§ **Exercise instructions**
All records are to be retyped faithfully and completely.

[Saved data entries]
::::::
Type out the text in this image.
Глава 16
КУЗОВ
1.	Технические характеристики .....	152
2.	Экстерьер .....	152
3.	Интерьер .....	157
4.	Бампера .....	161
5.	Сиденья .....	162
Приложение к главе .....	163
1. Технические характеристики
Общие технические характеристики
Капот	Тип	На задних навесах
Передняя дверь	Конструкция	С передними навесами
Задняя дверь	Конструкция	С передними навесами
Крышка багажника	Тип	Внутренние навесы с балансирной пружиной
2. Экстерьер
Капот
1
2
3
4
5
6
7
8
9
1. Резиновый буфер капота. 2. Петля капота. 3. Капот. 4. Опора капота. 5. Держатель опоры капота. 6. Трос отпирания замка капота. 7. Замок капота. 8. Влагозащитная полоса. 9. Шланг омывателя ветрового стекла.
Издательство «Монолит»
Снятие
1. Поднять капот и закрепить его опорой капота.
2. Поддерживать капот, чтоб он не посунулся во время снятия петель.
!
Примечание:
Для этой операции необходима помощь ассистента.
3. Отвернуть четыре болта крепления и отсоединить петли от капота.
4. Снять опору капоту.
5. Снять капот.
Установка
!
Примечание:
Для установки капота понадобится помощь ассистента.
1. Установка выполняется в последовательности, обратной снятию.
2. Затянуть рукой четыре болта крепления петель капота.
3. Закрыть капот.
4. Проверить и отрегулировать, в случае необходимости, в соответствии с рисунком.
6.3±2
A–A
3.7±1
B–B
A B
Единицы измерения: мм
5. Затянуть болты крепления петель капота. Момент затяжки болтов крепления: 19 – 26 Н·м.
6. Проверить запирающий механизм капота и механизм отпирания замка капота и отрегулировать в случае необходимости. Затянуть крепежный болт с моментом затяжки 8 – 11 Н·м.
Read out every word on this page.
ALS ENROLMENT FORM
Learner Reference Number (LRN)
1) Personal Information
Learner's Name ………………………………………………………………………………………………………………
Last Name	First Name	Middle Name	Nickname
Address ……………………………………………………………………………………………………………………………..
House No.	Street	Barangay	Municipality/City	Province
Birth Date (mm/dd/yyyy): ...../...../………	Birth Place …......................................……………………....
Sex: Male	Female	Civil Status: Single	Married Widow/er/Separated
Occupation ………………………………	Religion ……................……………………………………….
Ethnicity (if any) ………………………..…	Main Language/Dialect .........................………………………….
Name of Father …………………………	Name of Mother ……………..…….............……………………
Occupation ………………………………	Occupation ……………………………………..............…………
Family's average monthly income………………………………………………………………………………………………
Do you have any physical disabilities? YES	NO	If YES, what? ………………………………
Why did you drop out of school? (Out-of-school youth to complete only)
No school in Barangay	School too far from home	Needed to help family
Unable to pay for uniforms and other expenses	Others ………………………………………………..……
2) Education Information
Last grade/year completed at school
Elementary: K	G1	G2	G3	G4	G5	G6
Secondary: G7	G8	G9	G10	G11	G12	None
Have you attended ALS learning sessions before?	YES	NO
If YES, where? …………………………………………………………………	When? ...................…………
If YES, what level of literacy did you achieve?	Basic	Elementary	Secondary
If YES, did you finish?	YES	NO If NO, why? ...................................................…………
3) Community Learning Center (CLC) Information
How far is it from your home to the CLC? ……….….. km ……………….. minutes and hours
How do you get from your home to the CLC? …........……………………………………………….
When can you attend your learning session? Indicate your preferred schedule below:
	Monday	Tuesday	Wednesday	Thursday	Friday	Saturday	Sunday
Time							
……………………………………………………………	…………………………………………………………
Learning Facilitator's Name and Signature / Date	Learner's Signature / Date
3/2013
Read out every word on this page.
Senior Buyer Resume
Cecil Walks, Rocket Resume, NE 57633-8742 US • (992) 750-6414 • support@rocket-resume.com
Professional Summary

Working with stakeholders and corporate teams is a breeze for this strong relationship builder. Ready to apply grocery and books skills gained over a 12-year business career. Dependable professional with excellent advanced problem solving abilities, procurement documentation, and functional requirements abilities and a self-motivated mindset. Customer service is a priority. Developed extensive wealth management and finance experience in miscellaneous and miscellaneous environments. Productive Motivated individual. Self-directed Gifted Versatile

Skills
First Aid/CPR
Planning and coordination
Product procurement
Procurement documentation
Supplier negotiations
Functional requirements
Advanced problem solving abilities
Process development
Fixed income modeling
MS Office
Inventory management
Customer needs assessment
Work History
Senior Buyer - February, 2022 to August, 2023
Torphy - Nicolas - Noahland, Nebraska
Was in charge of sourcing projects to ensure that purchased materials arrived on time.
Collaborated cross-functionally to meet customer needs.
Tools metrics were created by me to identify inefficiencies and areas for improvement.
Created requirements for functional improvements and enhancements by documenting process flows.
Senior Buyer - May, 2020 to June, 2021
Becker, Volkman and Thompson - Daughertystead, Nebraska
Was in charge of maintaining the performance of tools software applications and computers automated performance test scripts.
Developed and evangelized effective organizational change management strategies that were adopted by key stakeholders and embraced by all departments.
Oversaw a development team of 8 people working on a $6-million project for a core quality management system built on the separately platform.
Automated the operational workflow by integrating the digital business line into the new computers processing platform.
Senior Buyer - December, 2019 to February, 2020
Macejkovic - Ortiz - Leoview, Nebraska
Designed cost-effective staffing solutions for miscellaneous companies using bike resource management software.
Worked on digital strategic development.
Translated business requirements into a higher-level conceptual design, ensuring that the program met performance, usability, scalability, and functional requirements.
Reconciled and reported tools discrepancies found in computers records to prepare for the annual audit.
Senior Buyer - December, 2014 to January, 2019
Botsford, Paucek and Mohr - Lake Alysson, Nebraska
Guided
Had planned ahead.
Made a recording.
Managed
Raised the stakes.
::::::
§ **Exercise result**
Type out the text in this image.
Глава 16
КУЗОВ
1.	Технические характеристики .....	152
2.	Экстерьер .....	152
3.	Интерьер .....	157
4.	Бампера .....	161
5.	Сиденья .....	162
Приложение к главе .....	163
1. Технические характеристики
Общие технические характеристики
Капот	Тип	На задних навесах
Передняя дверь	Конструкция	С передними навесами
Задняя дверь	Конструкция	С передними навесами
Крышка багажника	Тип	Внутренние навесы с балансирной пружиной
2. Экстерьер
Капот
1
2
3
4
5
6
7
8
9
1. Резиновый буфер капота. 2. Петля капота. 3. Капот. 4. Опора капота. 5. Держатель опоры капота. 6. Трос отпирания замка капота. 7. Замок капота. 8. Влагозащитная полоса. 9. Шланг омывателя ветрового стекла.
Издательство «Монолит»
Снятие
1. Поднять капот и закрепить его опорой капота.
2. Поддерживать капот, чтоб он не посунулся во время снятия петель.
!
Примечание:
Для этой операции необходима помощь ассистента.
3. Отвернуть четыре болта крепления и отсоединить петли от капота.
4. Снять опору капоту.
5. Снять капот.
Установка
!
Примечание:
Для установки капота понадобится помощь ассистента.
1. Установка выполняется в последовательности, обратной снятию.
2. Затянуть рукой четыре болта крепления петель капота.
3. Закрыть капот.
4. Проверить и отрегулировать, в случае необходимости, в соответствии с рисунком.
6.3±2
A–A
3.7±1
B–B
A B
Единицы измерения: мм
5. Затянуть болты крепления петель капота. Момент затяжки болтов крепления: 19 – 26 Н·м.
6. Проверить запирающий механизм капота и механизм отпирания замка капота и отрегулировать в случае необходимости. Затянуть крепежный болт с моментом затяжки 8 – 11 Н·м.
Read out every word on this page.
ALS ENROLMENT FORM
Learner Reference Number (LRN)
1) Personal Information
Learner's Name ………………………………………………………………………………………………………………
Last Name	First Name	Middle Name	Nickname
Address ……………………………………………………………………………………………………………………………..
House No.	Street	Barangay	Municipality/City	Province
Birth Date (mm/dd/yyyy): ...../...../………	Birth Place …......................................……………………....
Sex: Male	Female	Civil Status: Single	Married Widow/er/Separated
Occupation ………………………………	Religion ……................……………………………………….
Ethnicity (if any) ………………………..…	Main Language/Dialect .........................………………………….
Name of Father …………………………	Name of Mother ……………..…….............……………………
Occupation ………………………………	Occupation ……………………………………..............…………
Family's average monthly income………………………………………………………………………………………………
Do you have any physical disabilities? YES	NO	If YES, what? ………………………………
Why did you drop out of school? (Out-of-school youth to complete only)
No school in Barangay	School too far from home	Needed to help family
Unable to pay for uniforms and other expenses	Others ………………………………………………..……
2) Education Information
Last grade/year completed at school
Elementary: K	G1	G2	G3	G4	G5	G6
Secondary: G7	G8	G9	G10	G11	G12	None
Have you attended ALS learning sessions before?	YES	NO
If YES, where? …………………………………………………………………	When? ...................…………
If YES, what level of literacy did you achieve?	Basic	Elementary	Secondary
If YES, did you finish?	YES	NO If NO, why? ...................................................…………
3) Community Learning Center (CLC) Information
How far is it from your home to the CLC? ……….….. km ……………….. minutes and hours
How do you get from your home to the CLC? …........……………………………………………….
When can you attend your learning session? Indicate your preferred schedule below:
	Monday	Tuesday	Wednesday	Thursday	Friday	Saturday	Sunday
Time							
……………………………………………………………	…………………………………………………………
Learning Facilitator's Name and Signature / Date	Learner's Signature / Date
3/2013
Read out every word on this page.
Senior Buyer Resume
Cecil Walks, Rocket Resume, NE 57633-8742 US • (992) 750-6414 • support@rocket-resume.com
Professional Summary

Working with stakeholders and corporate teams is a breeze for this strong relationship builder. Ready to apply grocery and books skills gained over a 12-year business career. Dependable professional with excellent advanced problem solving abilities, procurement documentation, and functional requirements abilities and a self-motivated mindset. Customer service is a priority. Developed extensive wealth management and finance experience in miscellaneous and miscellaneous environments. Productive Motivated individual. Self-directed Gifted Versatile

Skills
First Aid/CPR
Planning and coordination
Product procurement
Procurement documentation
Supplier negotiations
Functional requirements
Advanced problem solving abilities
Process development
Fixed income modeling
MS Office
Inventory management
Customer needs assessment
Work History
Senior Buyer - February, 2022 to August, 2023
Torphy - Nicolas - Noahland, Nebraska
Was in charge of sourcing projects to ensure that purchased materials arrived on time.
Collaborated cross-functionally to meet customer needs.
Tools metrics were created by me to identify inefficiencies and areas for improvement.
Created requirements for functional improvements and enhancements by documenting process flows.
Senior Buyer - May, 2020 to June, 2021
Becker, Volkman and Thompson - Daughertystead, Nebraska
Was in charge of maintaining the performance of tools software applications and computers automated performance test scripts.
Developed and evangelized effective organizational change management strategies that were adopted by key stakeholders and embraced by all departments.
Oversaw a development team of 8 people working on a $6-million project for a core quality management system built on the separately platform.
Automated the operational workflow by integrating the digital business line into the new computers processing platform.
Senior Buyer - December, 2019 to February, 2020
Macejkovic - Ortiz - Leoview, Nebraska
Designed cost-effective staffing solutions for miscellaneous companies using bike resource management software.
Worked on digital strategic development.
Translated business requirements into a higher-level conceptual design, ensuring that the program met performance, usability, scalability, and functional requirements.
Reconciled and reported tools discrepancies found in computers records to prepare for the annual audit.
Senior Buyer - December, 2014 to January, 2019
Botsford, Paucek and Mohr - Lake Alysson, Nebraska
Guided
Had planned ahead.
Made a recording.
Managed
Raised the stakes.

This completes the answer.